- **Provided records**:

-*-

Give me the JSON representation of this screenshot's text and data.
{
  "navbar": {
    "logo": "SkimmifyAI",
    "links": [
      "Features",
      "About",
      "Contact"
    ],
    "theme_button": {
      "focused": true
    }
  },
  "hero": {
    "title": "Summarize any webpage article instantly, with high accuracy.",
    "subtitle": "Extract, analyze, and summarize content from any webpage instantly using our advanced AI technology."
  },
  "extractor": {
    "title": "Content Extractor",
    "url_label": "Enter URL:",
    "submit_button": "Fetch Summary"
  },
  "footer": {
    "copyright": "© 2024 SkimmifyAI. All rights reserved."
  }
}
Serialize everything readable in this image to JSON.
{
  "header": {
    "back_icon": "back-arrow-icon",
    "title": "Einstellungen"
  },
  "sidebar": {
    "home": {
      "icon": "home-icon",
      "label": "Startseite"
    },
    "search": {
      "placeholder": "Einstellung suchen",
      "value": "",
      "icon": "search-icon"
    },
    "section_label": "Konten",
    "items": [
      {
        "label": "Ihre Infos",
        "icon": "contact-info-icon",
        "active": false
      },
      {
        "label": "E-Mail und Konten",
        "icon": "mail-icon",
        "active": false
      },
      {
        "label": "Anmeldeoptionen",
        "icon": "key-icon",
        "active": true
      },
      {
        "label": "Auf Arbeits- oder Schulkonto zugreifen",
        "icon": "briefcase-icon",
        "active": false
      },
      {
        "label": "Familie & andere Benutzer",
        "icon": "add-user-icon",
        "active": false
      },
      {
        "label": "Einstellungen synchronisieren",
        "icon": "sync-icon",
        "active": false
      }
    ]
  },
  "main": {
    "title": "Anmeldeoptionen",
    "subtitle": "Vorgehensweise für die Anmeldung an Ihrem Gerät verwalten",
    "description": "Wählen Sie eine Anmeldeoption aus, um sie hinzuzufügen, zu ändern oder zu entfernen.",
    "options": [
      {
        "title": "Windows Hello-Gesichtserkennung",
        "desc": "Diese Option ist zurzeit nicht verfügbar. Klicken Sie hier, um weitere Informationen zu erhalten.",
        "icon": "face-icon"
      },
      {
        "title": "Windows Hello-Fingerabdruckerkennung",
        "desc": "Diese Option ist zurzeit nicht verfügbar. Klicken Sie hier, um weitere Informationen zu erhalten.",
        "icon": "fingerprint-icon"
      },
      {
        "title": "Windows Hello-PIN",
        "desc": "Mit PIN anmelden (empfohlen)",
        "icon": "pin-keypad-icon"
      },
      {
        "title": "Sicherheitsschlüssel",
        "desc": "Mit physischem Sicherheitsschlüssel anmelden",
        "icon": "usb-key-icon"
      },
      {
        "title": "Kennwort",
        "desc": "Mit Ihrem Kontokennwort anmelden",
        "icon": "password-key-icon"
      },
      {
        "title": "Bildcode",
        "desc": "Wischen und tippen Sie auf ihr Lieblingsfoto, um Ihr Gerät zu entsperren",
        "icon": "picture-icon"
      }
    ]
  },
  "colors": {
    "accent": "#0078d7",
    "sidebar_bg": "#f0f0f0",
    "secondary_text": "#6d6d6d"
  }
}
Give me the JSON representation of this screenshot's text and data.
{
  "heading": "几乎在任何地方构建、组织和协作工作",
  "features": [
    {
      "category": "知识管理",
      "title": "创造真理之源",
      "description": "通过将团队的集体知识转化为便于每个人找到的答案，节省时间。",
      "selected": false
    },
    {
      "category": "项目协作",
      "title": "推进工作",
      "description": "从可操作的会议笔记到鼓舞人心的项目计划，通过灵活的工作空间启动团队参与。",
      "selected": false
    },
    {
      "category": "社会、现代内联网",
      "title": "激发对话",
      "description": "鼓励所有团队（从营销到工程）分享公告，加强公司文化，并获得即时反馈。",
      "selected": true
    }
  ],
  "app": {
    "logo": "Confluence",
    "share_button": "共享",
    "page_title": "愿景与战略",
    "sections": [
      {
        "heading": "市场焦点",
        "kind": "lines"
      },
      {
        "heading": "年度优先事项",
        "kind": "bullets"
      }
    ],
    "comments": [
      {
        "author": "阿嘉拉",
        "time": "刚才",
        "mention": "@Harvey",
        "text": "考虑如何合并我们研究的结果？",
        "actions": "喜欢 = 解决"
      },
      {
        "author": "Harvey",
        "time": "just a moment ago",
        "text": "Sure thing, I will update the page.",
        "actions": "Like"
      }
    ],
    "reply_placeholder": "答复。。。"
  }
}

-*-

- **What is expected**:
Give a single number: the count of lines above that include the word "anmelden".

- **Solution to the exercise**:
3